**Stated problem:**
Show, in full, each line of the data that contains "Accuracy".

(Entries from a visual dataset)
________________________

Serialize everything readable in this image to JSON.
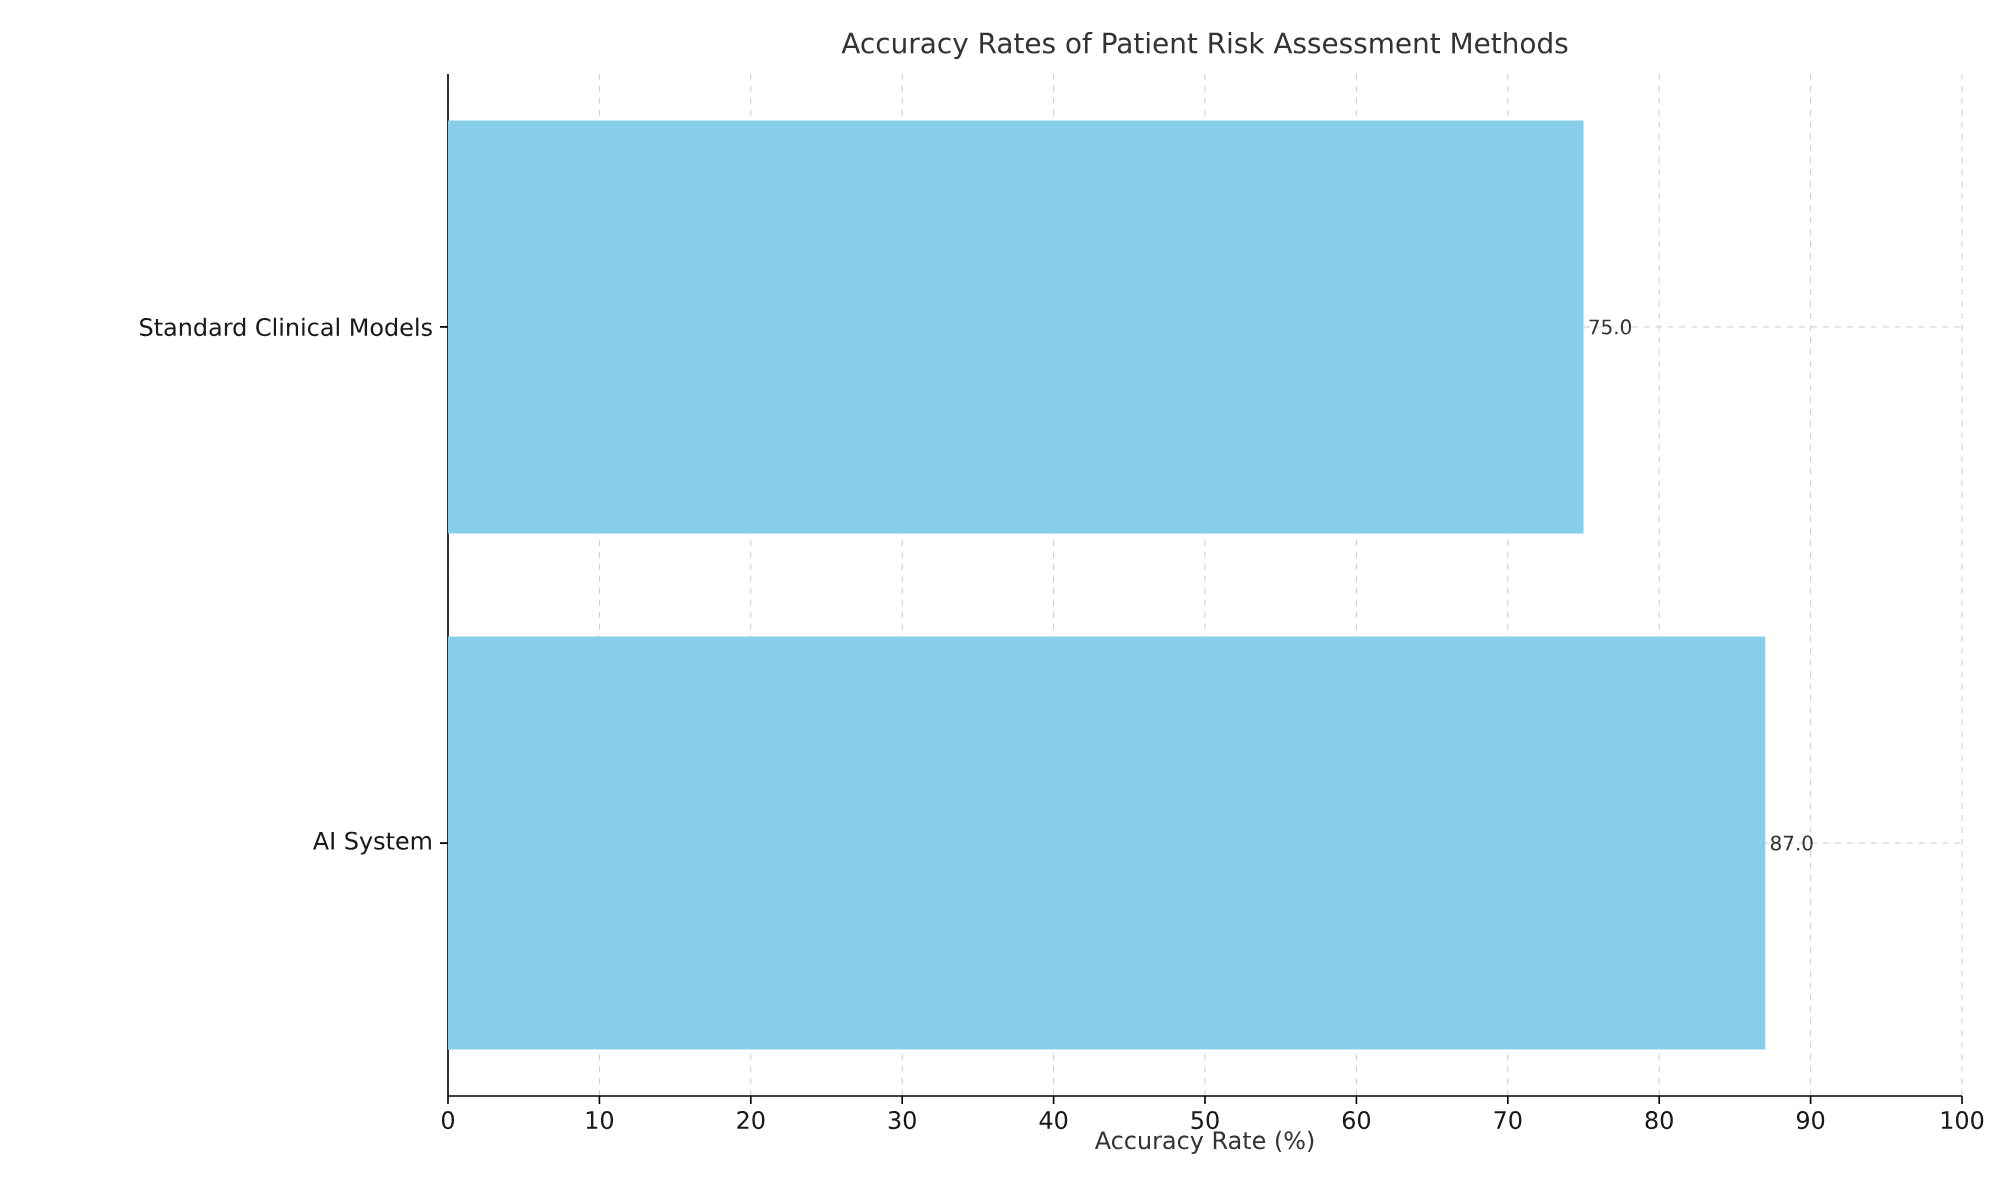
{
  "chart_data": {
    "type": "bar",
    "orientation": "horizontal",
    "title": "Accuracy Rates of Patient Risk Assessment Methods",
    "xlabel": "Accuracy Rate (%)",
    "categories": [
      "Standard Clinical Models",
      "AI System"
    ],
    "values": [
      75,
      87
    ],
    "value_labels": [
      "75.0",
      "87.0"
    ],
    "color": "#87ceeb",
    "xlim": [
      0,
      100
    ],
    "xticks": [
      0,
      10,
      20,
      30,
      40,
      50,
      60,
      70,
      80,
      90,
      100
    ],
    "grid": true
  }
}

________________________

**Task result:**
    "title": "Accuracy Rates of Patient Risk Assessment Methods",
    "xlabel": "Accuracy Rate (%)",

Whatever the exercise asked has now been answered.